DESCRIPTION OF THE TASK: Pull out every line with the word "brand".

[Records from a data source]
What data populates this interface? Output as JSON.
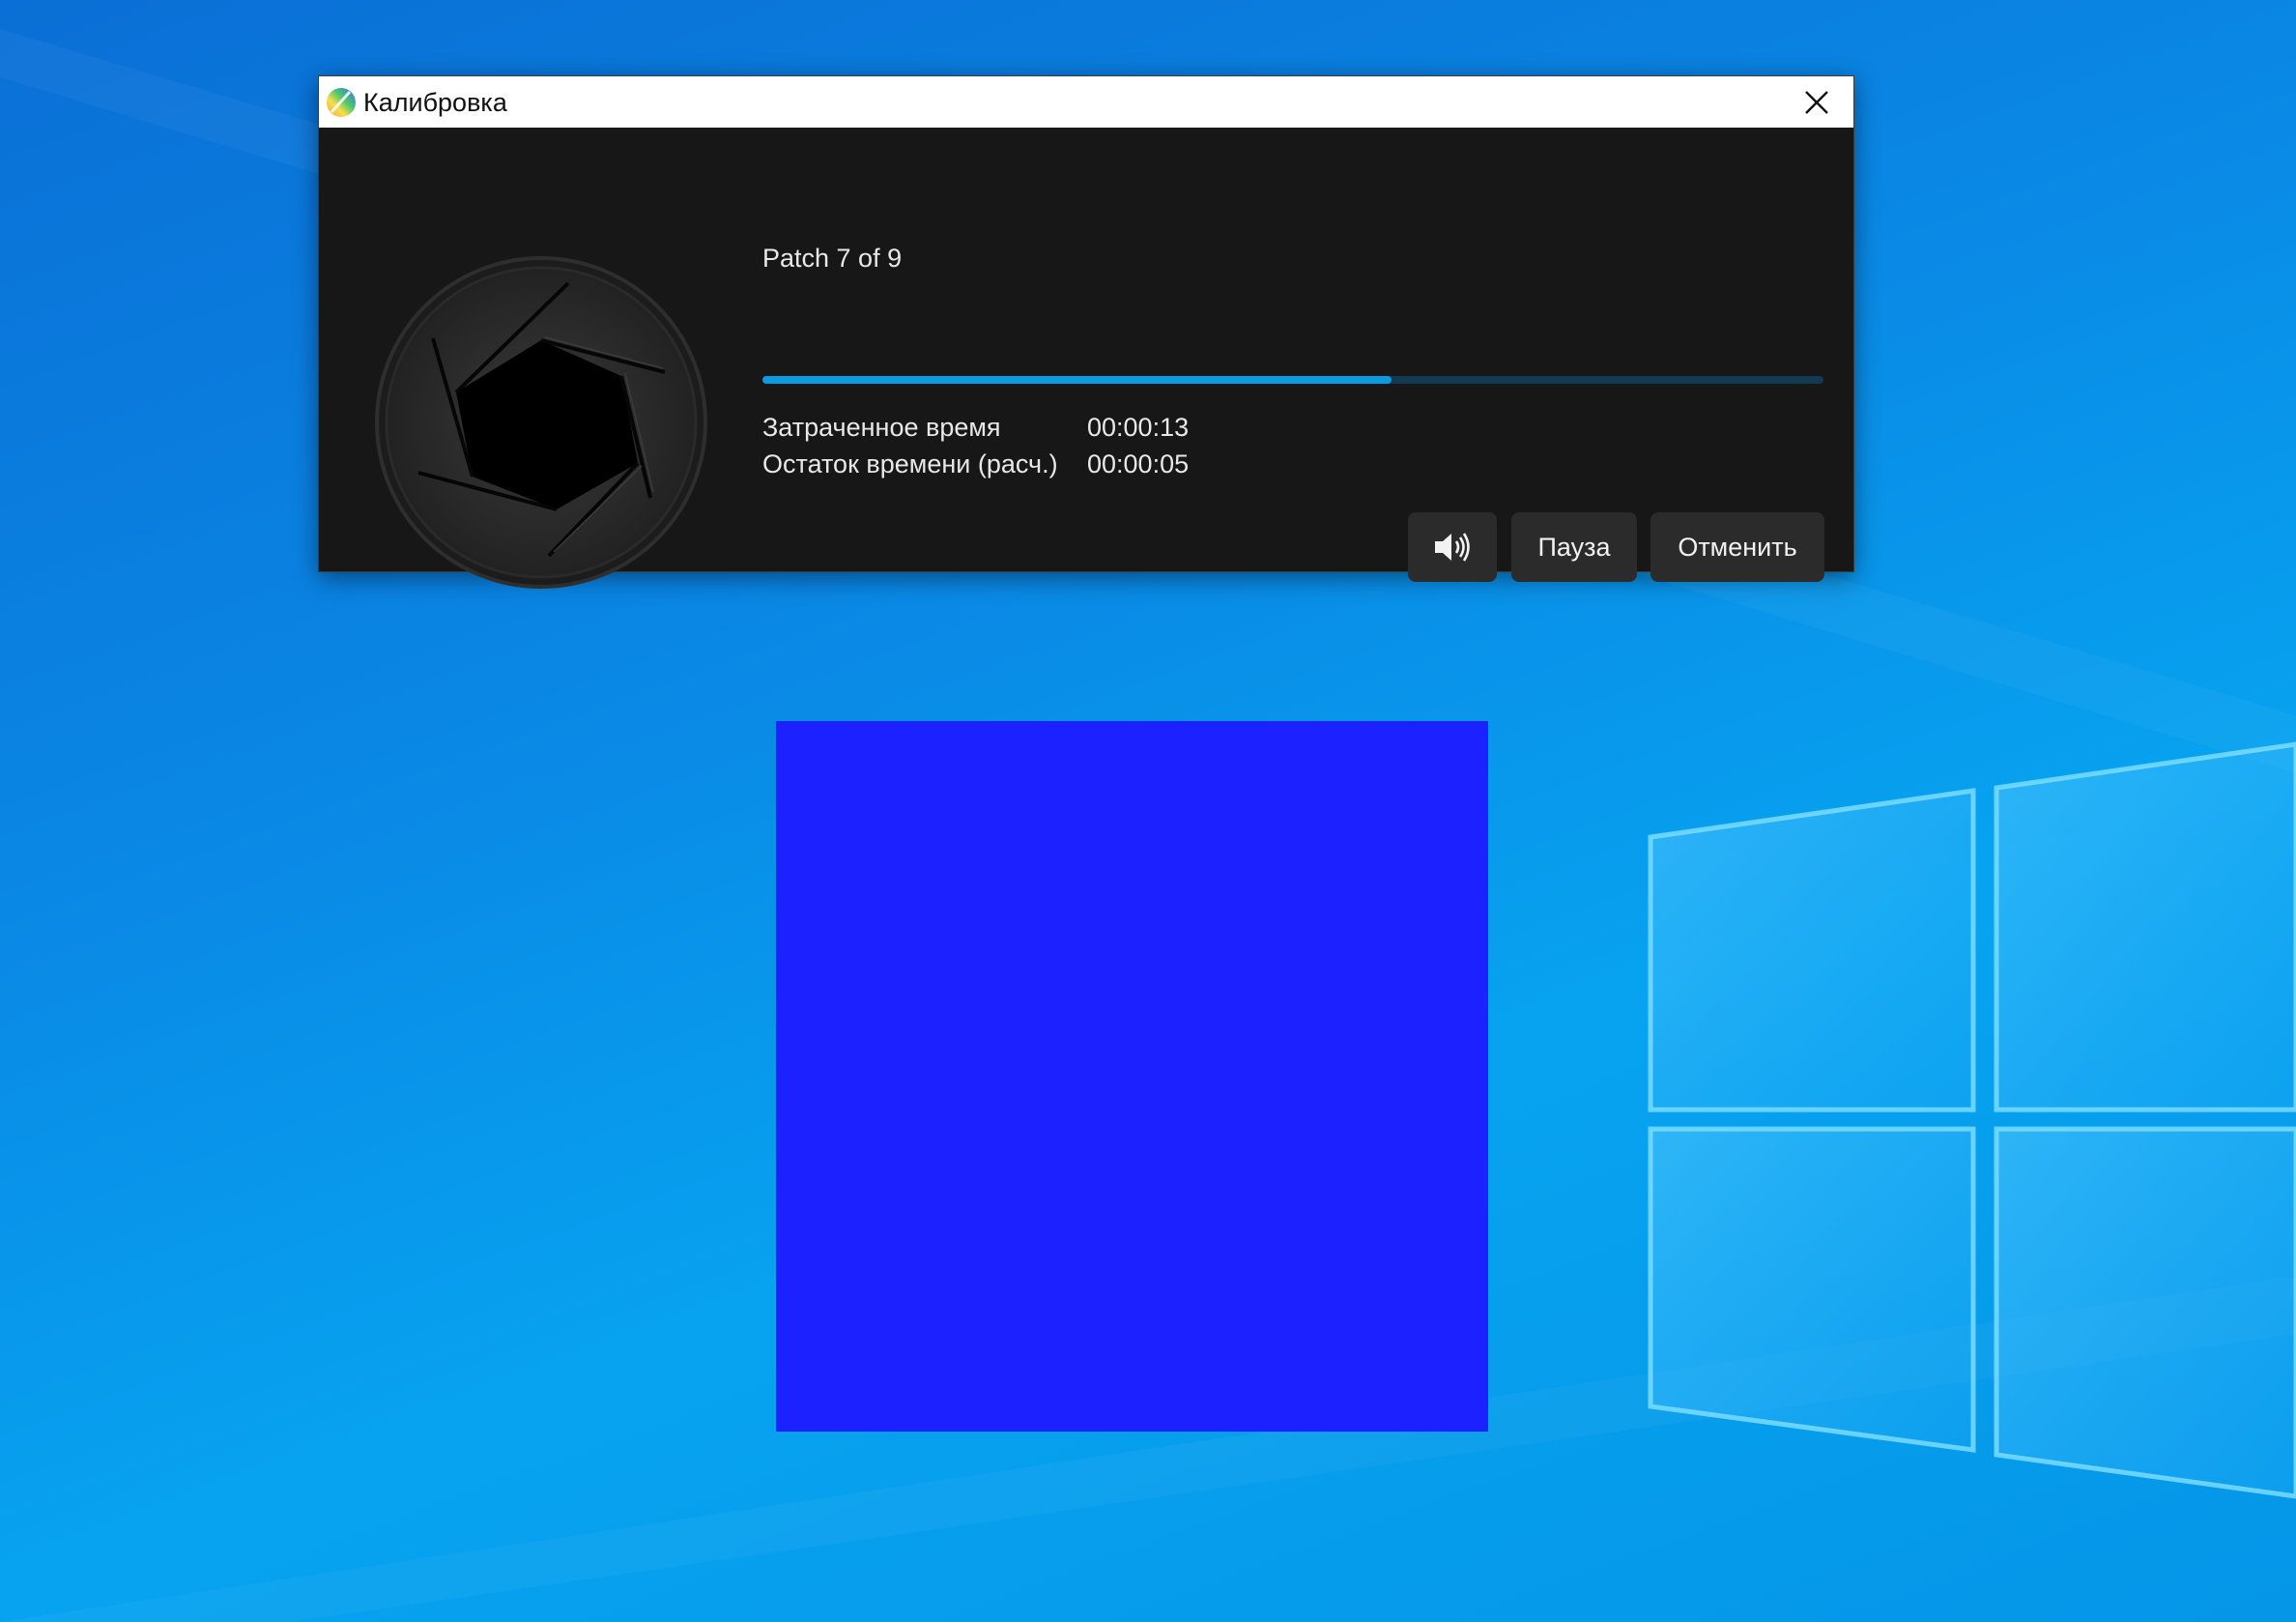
{
  "window": {
    "title": "Калибровка",
    "close_icon": "close-icon",
    "app_icon": "calibration-app-icon"
  },
  "calibration": {
    "patch_label": "Patch 7 of 9",
    "progress": 0.593,
    "elapsed_label": "Затраченное время",
    "elapsed_value": "00:00:13",
    "remaining_label": "Остаток времени (расч.)",
    "remaining_value": "00:00:05"
  },
  "buttons": {
    "sound_icon": "speaker-icon",
    "pause_label": "Пауза",
    "cancel_label": "Отменить"
  },
  "patch": {
    "color": "#1b21ff"
  },
  "colors": {
    "window_bg": "#171717",
    "progress_fill": "#0b9be0",
    "progress_track": "#123a53",
    "button_bg": "#2b2b2b"
  }
}
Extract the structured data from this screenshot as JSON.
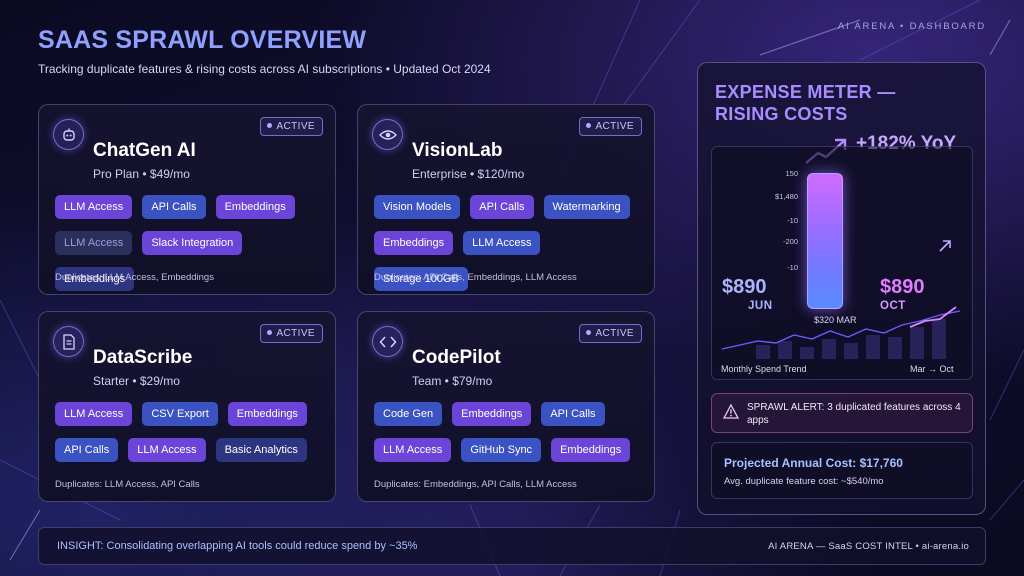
{
  "header": {
    "brand": "AI ARENA  •  DASHBOARD",
    "title": "SAAS SPRAWL OVERVIEW",
    "subtitle": "Tracking duplicate features & rising costs across AI subscriptions  •  Updated Oct 2024"
  },
  "apps": [
    {
      "name": "ChatGen AI",
      "plan": "Pro Plan • $49/mo",
      "status": "ACTIVE",
      "icon": "robot-icon",
      "tags": [
        {
          "label": "LLM Access",
          "style": "purple"
        },
        {
          "label": "API Calls",
          "style": "blue"
        },
        {
          "label": "Embeddings",
          "style": "purple"
        },
        {
          "label": "LLM Access",
          "style": "ghost"
        },
        {
          "label": "Slack Integration",
          "style": "purple"
        },
        {
          "label": "Embeddings",
          "style": "navy"
        }
      ],
      "duplicates": "Duplicates: LLM Access, Embeddings"
    },
    {
      "name": "VisionLab",
      "plan": "Enterprise • $120/mo",
      "status": "ACTIVE",
      "icon": "eye-icon",
      "tags": [
        {
          "label": "Vision Models",
          "style": "blue"
        },
        {
          "label": "API Calls",
          "style": "purple"
        },
        {
          "label": "Watermarking",
          "style": "blue"
        },
        {
          "label": "Embeddings",
          "style": "purple"
        },
        {
          "label": "LLM Access",
          "style": "blue"
        },
        {
          "label": "Storage 100GB",
          "style": "blue"
        }
      ],
      "duplicates": "Duplicates: API Calls, Embeddings, LLM Access"
    },
    {
      "name": "DataScribe",
      "plan": "Starter • $29/mo",
      "status": "ACTIVE",
      "icon": "document-icon",
      "tags": [
        {
          "label": "LLM Access",
          "style": "purple"
        },
        {
          "label": "CSV Export",
          "style": "blue"
        },
        {
          "label": "Embeddings",
          "style": "purple"
        },
        {
          "label": "API Calls",
          "style": "blue"
        },
        {
          "label": "LLM Access",
          "style": "purple"
        },
        {
          "label": "Basic Analytics",
          "style": "navy"
        }
      ],
      "duplicates": "Duplicates: LLM Access, API Calls"
    },
    {
      "name": "CodePilot",
      "plan": "Team • $79/mo",
      "status": "ACTIVE",
      "icon": "code-brackets-icon",
      "tags": [
        {
          "label": "Code Gen",
          "style": "blue"
        },
        {
          "label": "Embeddings",
          "style": "purple"
        },
        {
          "label": "API Calls",
          "style": "blue"
        },
        {
          "label": "LLM Access",
          "style": "purple"
        },
        {
          "label": "GitHub Sync",
          "style": "blue"
        },
        {
          "label": "Embeddings",
          "style": "purple"
        }
      ],
      "duplicates": "Duplicates: Embeddings, API Calls, LLM Access"
    }
  ],
  "meter": {
    "title": "EXPENSE METER — RISING COSTS",
    "yoy": "+182% YoY",
    "axis_labels": [
      "150",
      "$1,480",
      "-10",
      "-200",
      "-10"
    ],
    "left_value": "$890",
    "left_label": "JUN",
    "right_value": "$890",
    "right_label": "OCT",
    "mid_label": "$320 MAR",
    "trend_label": "Monthly Spend Trend",
    "trend_range": "Mar → Oct",
    "alert": "SPRAWL ALERT: 3 duplicated features across 4 apps",
    "projected": "Projected Annual Cost: $17,760",
    "avg_dup": "Avg. duplicate feature cost: ~$540/mo"
  },
  "footer": {
    "insight": "INSIGHT: Consolidating overlapping AI tools could reduce spend by ~35%",
    "brand": "AI ARENA — SaaS COST INTEL  •  ai-arena.io"
  },
  "colors": {
    "accent_purple": "#6b45d8",
    "accent_blue": "#3b52c2",
    "title_blue": "#8fa0ff",
    "meter_title": "#a98cff"
  }
}
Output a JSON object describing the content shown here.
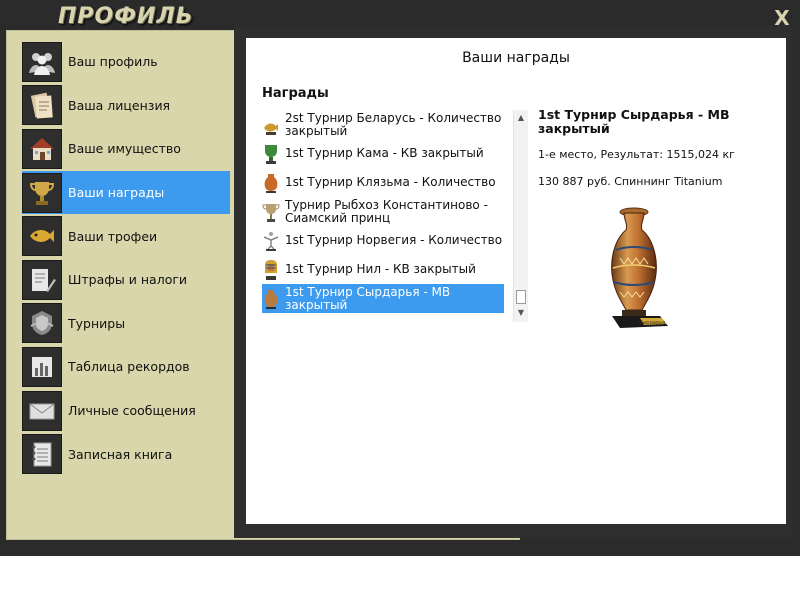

CORRECT ANSWER:
    "brand": "AI ARENA  •  DASHBOARD",
    "brand": "AI ARENA — SaaS COST INTEL  •  ai-arena.io"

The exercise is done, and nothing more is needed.